## Extracted records:

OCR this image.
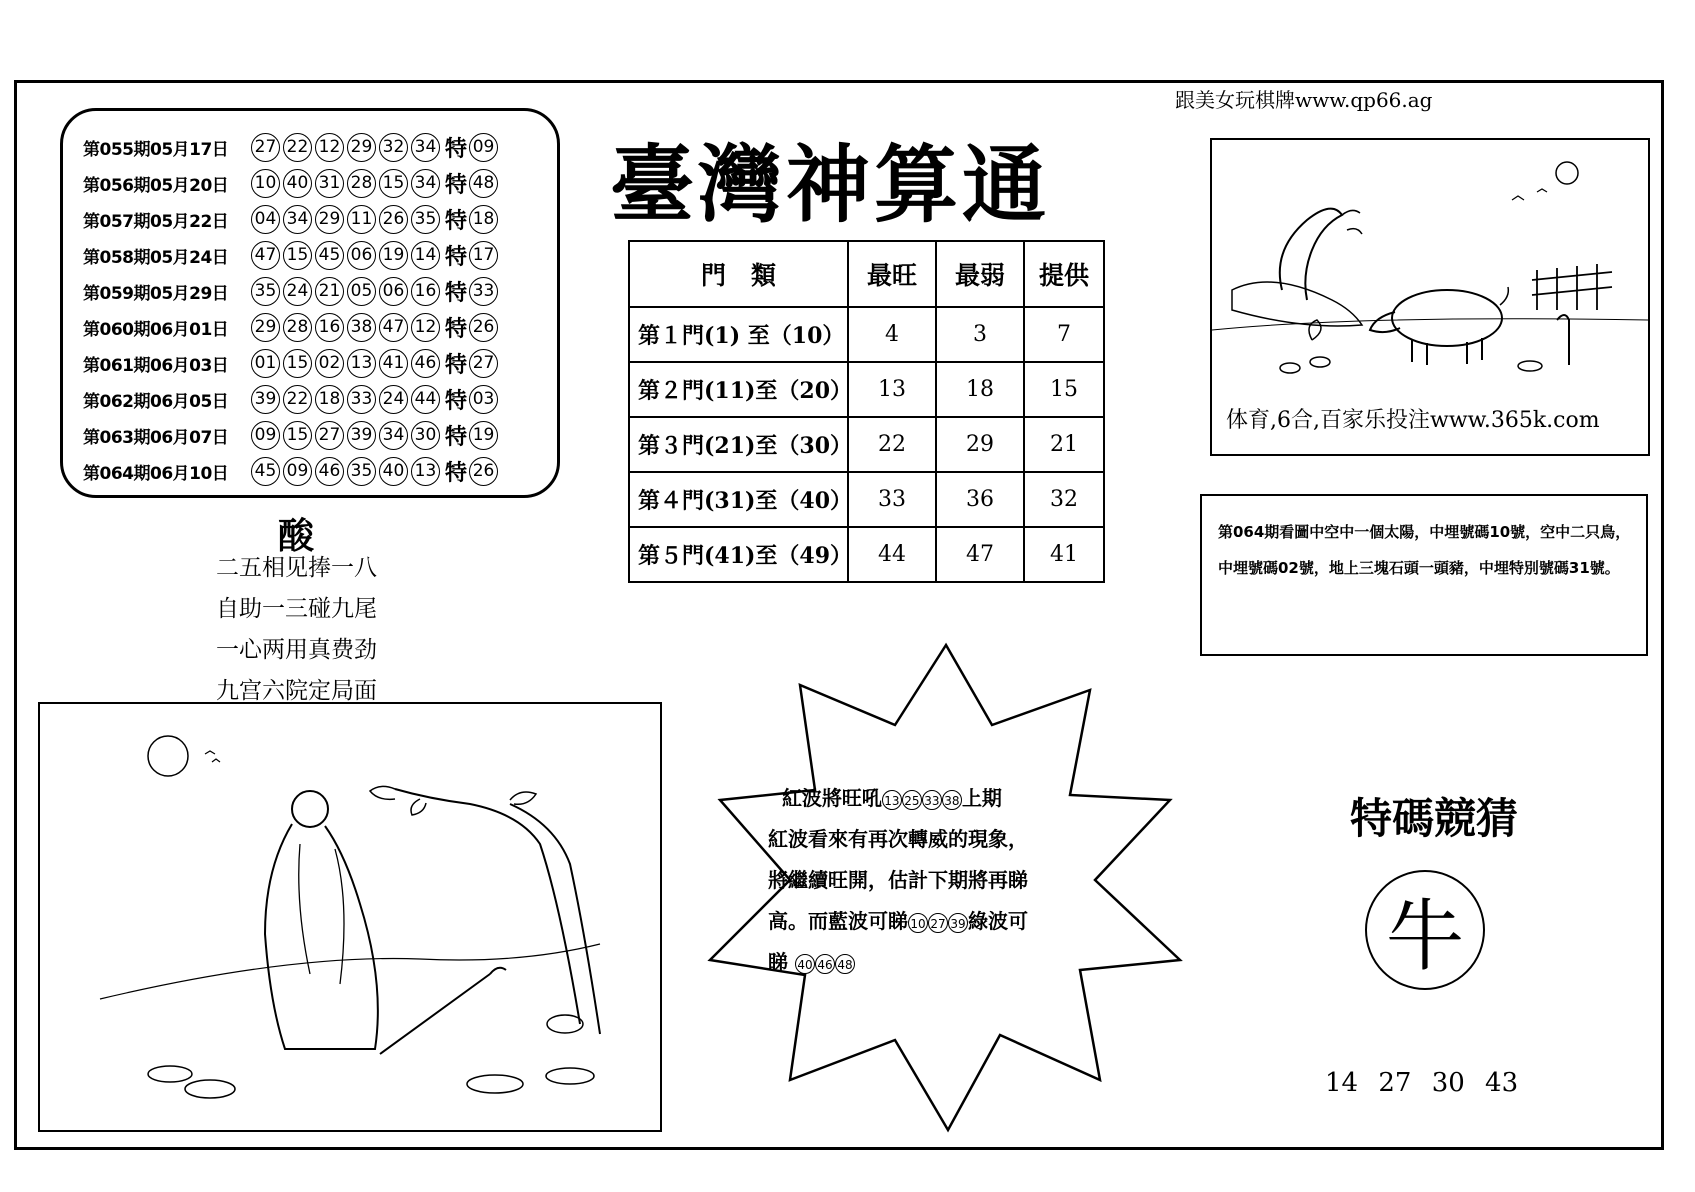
跟美女玩棋牌www.qp66.ag
第055期05月17日	27 22 12 29 32 34 特 09
第056期05月20日	10 40 31 28 15 34 特 48
第057期05月22日	04 34 29 11 26 35 特 18
第058期05月24日	47 15 45 06 19 14 特 17
第059期05月29日	35 24 21 05 06 16 特 33
第060期06月01日	29 28 16 38 47 12 特 26
第061期06月03日	01 15 02 13 41 46 特 27
第062期06月05日	39 22 18 33 24 44 特 03
第063期06月07日	09 15 27 39 34 30 特 19
第064期06月10日	45 09 46 35 40 13 特 26
酸
二五相见捧一八
自助一三碰九尾
一心两用真费劲
九宫六院定局面
臺灣神算通
門　類	最旺	最弱	提供
第１門(1) 至（10）	4	3	7
第２門(11)至（20）	13	18	15
第３門(21)至（30）	22	29	21
第４門(31)至（40）	33	36	32
第５門(41)至（49）	44	47	41
体育,6合,百家乐投注www.365k.com
第064期看圖中空中一個太陽，中埋號碼10號，空中二只鳥，中埋號碼02號，地上三塊石頭一頭豬，中埋特別號碼31號。
紅波將旺吼 13 25 33 38 上期
紅波看來有再次轉威的現象，
將繼續旺開，估計下期將再睇
高。而藍波可睇 10 27 39 綠波可
睇 40 46 48
特碼競猜
牛
14 27 30 43
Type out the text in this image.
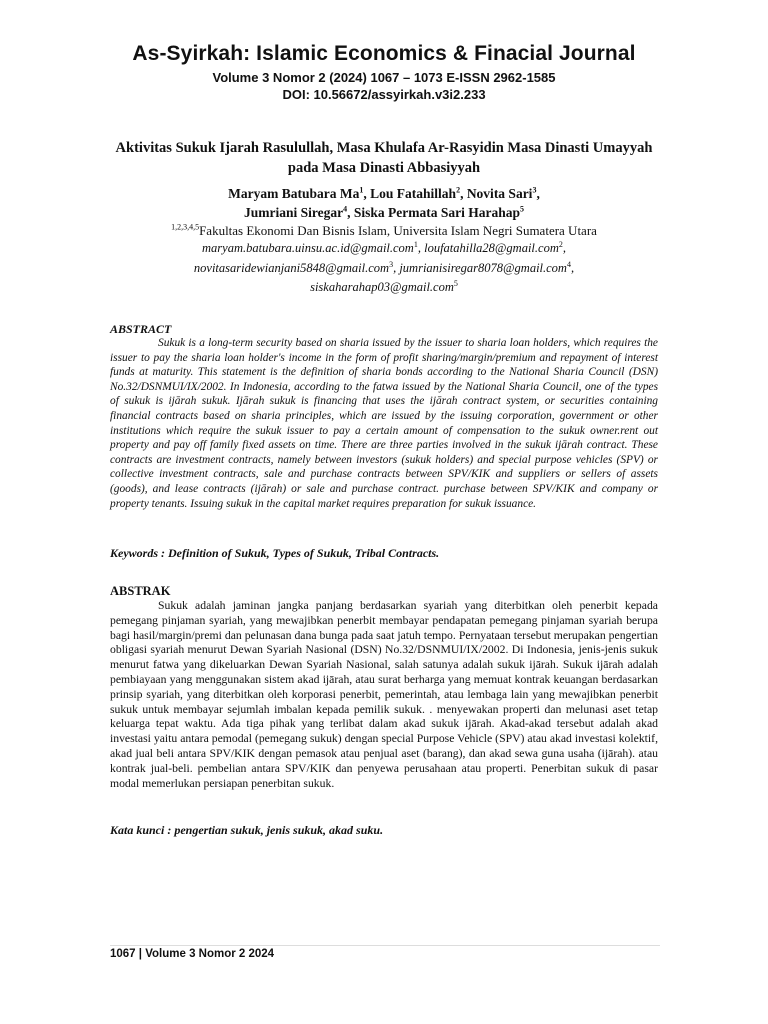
As-Syirkah: Islamic Economics & Finacial Journal
Volume 3 Nomor 2 (2024) 1067 – 1073 E-ISSN 2962-1585
DOI: 10.56672/assyirkah.v3i2.233
Aktivitas Sukuk Ijarah Rasulullah, Masa Khulafa Ar-Rasyidin Masa Dinasti Umayyah pada Masa Dinasti Abbasiyyah
Maryam Batubara Ma$^1$, Lou Fatahillah$^2$, Novita Sari$^3$,
Jumriani Siregar$^4$, Siska Permata Sari Harahap$^5$
$^{1,2,3,4,5}$Fakultas Ekonomi Dan Bisnis Islam, Universita Islam Negri Sumatera Utara
maryam.batubara.uinsu.ac.id@gmail.com$^1$, loufatahilla28@gmail.com$^2$,
novitasaridewianjani5848@gmail.com$^3$, jumrianisiregar8078@gmail.com$^4$,
siskaharahap03@gmail.com$^5$
ABSTRACT

Sukuk is a long-term security based on sharia issued by the issuer to sharia loan holders, which requires the issuer to pay the sharia loan holder's income in the form of profit sharing/margin/premium and repayment of interest funds at maturity. This statement is the definition of sharia bonds according to the National Sharia Council (DSN) No.32/DSNMUI/IX/2002. In Indonesia, according to the fatwa issued by the National Sharia Council, one of the types of sukuk is ijārah sukuk. Ijārah sukuk is financing that uses the ijārah contract system, or securities containing financial contracts based on sharia principles, which are issued by the issuing corporation, government or other institutions which require the sukuk issuer to pay a certain amount of compensation to the sukuk owner.rent out property and pay off family fixed assets on time. There are three parties involved in the sukuk ijārah contract. These contracts are investment contracts, namely between investors (sukuk holders) and special purpose vehicles (SPV) or collective investment contracts, sale and purchase contracts between SPV/KIK and suppliers or sellers of assets (goods), and lease contracts (ijārah) or sale and purchase contract. purchase between SPV/KIK and company or property tenants. Issuing sukuk in the capital market requires preparation for sukuk issuance.

Keywords : Definition of Sukuk, Types of Sukuk, Tribal Contracts.
ABSTRAK

Sukuk adalah jaminan jangka panjang berdasarkan syariah yang diterbitkan oleh penerbit kepada pemegang pinjaman syariah, yang mewajibkan penerbit membayar pendapatan pemegang pinjaman syariah berupa bagi hasil/margin/premi dan pelunasan dana bunga pada saat jatuh tempo. Pernyataan tersebut merupakan pengertian obligasi syariah menurut Dewan Syariah Nasional (DSN) No.32/DSNMUI/IX/2002. Di Indonesia, jenis-jenis sukuk menurut fatwa yang dikeluarkan Dewan Syariah Nasional, salah satunya adalah sukuk ijārah. Sukuk ijārah adalah pembiayaan yang menggunakan sistem akad ijārah, atau surat berharga yang memuat kontrak keuangan berdasarkan prinsip syariah, yang diterbitkan oleh korporasi penerbit, pemerintah, atau lembaga lain yang mewajibkan penerbit sukuk untuk membayar sejumlah imbalan kepada pemilik sukuk. . menyewakan properti dan melunasi aset tetap keluarga tepat waktu. Ada tiga pihak yang terlibat dalam akad sukuk ijārah. Akad-akad tersebut adalah akad investasi yaitu antara pemodal (pemegang sukuk) dengan special Purpose Vehicle (SPV) atau akad investasi kolektif, akad jual beli antara SPV/KIK dengan pemasok atau penjual aset (barang), dan akad sewa guna usaha (ijārah). atau kontrak jual-beli. pembelian antara SPV/KIK dan penyewa perusahaan atau properti. Penerbitan sukuk di pasar modal memerlukan persiapan penerbitan sukuk.

Kata kunci : pengertian sukuk, jenis sukuk, akad suku.
1067 | Volume 3 Nomor 2 2024
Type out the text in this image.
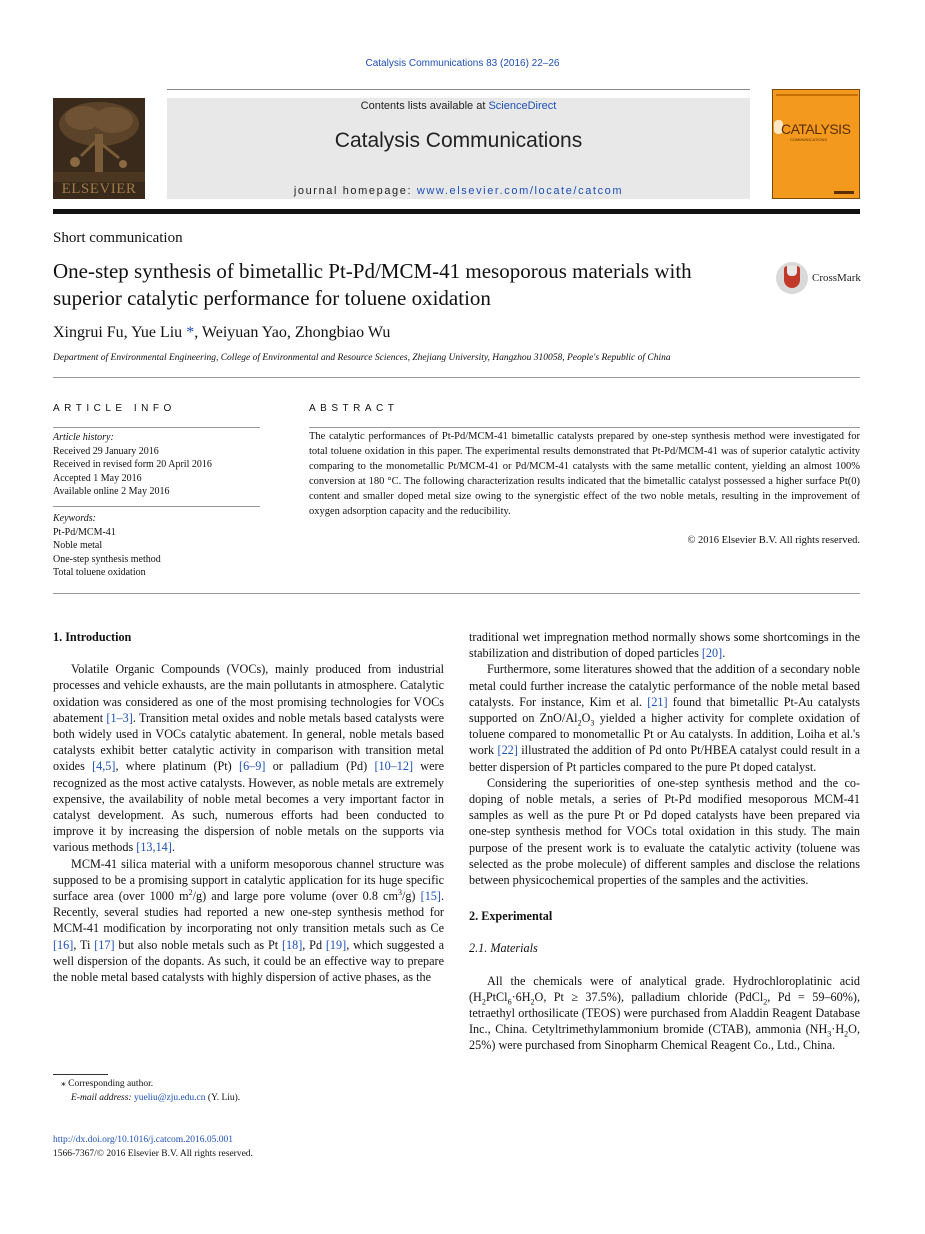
Catalysis Communications 83 (2016) 22–26
ELSEVIER
Contents lists available at ScienceDirect
Catalysis Communications
journal homepage: www.elsevier.com/locate/catcom
CATALYSIS
COMMUNICATIONS
Short communication
One-step synthesis of bimetallic Pt-Pd/MCM-41 mesoporous materials with superior catalytic performance for toluene oxidation
CrossMark
Xingrui Fu, Yue Liu *, Weiyuan Yao, Zhongbiao Wu
Department of Environmental Engineering, College of Environmental and Resource Sciences, Zhejiang University, Hangzhou 310058, People's Republic of China
ARTICLE INFO
Article history:
Received 29 January 2016
Received in revised form 20 April 2016
Accepted 1 May 2016
Available online 2 May 2016
Keywords:
Pt-Pd/MCM-41
Noble metal
One-step synthesis method
Total toluene oxidation
ABSTRACT
The catalytic performances of Pt-Pd/MCM-41 bimetallic catalysts prepared by one-step synthesis method were investigated for total toluene oxidation in this paper. The experimental results demonstrated that Pt-Pd/MCM-41 was of superior catalytic activity comparing to the monometallic Pt/MCM-41 or Pd/MCM-41 catalysts with the same metallic content, yielding an almost 100% conversion at 180 °C. The following characterization results indicated that the bimetallic catalyst possessed a higher surface Pt(0) content and smaller doped metal size owing to the synergistic effect of the two noble metals, resulting in the improvement of oxygen adsorption capacity and the reducibility.
© 2016 Elsevier B.V. All rights reserved.
1. Introduction

Volatile Organic Compounds (VOCs), mainly produced from industrial processes and vehicle exhausts, are the main pollutants in atmosphere. Catalytic oxidation was considered as one of the most promising technologies for VOCs abatement [1–3]. Transition metal oxides and noble metals based catalysts were both widely used in VOCs catalytic abatement. In general, noble metals based catalysts exhibit better catalytic activity in comparison with transition metal oxides [4,5], where platinum (Pt) [6–9] or palladium (Pd) [10–12] were recognized as the most active catalysts. However, as noble metals are extremely expensive, the availability of noble metal becomes a very important factor in catalyst development. As such, numerous efforts had been conducted to improve it by increasing the dispersion of noble metals on the supports via various methods [13,14].

MCM-41 silica material with a uniform mesoporous channel structure was supposed to be a promising support in catalytic application for its huge specific surface area (over 1000 $m^2/g$) and large pore volume (over 0.8 $cm^3/g$) [15]. Recently, several studies had reported a new one-step synthesis method for MCM-41 modification by incorporating not only transition metals such as Ce [16], Ti [17] but also noble metals such as Pt [18], Pd [19], which suggested a well dispersion of the dopants. As such, it could be an effective way to prepare the noble metal based catalysts with highly dispersion of active phases, as the

traditional wet impregnation method normally shows some shortcomings in the stabilization and distribution of doped particles [20].

Furthermore, some literatures showed that the addition of a secondary noble metal could further increase the catalytic performance of the noble metal based catalysts. For instance, Kim et al. [21] found that bimetallic Pt-Au catalysts supported on ZnO/$Al_2O_3$ yielded a higher activity for complete oxidation of toluene compared to monometallic Pt or Au catalysts. In addition, Loiha et al.'s work [22] illustrated the addition of Pd onto Pt/HBEA catalyst could result in a better dispersion of Pt particles compared to the pure Pt doped catalyst.

Considering the superiorities of one-step synthesis method and the co-doping of noble metals, a series of Pt-Pd modified mesoporous MCM-41 samples as well as the pure Pt or Pd doped catalysts have been prepared via one-step synthesis method for VOCs total oxidation in this study. The main purpose of the present work is to evaluate the catalytic activity (toluene was selected as the probe molecule) of different samples and disclose the relations between physicochemical properties of the samples and the activities.

2. Experimental
2.1. Materials

All the chemicals were of analytical grade. Hydrochloroplatinic acid ($H_2PtCl_6\cdot 6H_2O$, Pt ≥ 37.5%), palladium chloride (PdCl$_2$, Pd = 59–60%), tetraethyl orthosilicate (TEOS) were purchased from Aladdin Reagent Database Inc., China. Cetyltrimethylammonium bromide (CTAB), ammonia ($NH_3\cdot H_2O$, 25%) were purchased from Sinopharm Chemical Reagent Co., Ltd., China.

⁎ Corresponding author.
E-mail address: yueliu@zju.edu.cn (Y. Liu).
http://dx.doi.org/10.1016/j.catcom.2016.05.001
1566-7367/© 2016 Elsevier B.V. All rights reserved.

## Exercise prompt:
Show the lines of the records that contain the word "reserved".

## Answer to the task:
© 2016 Elsevier B.V. All rights reserved.
1566-7367/© 2016 Elsevier B.V. All rights reserved.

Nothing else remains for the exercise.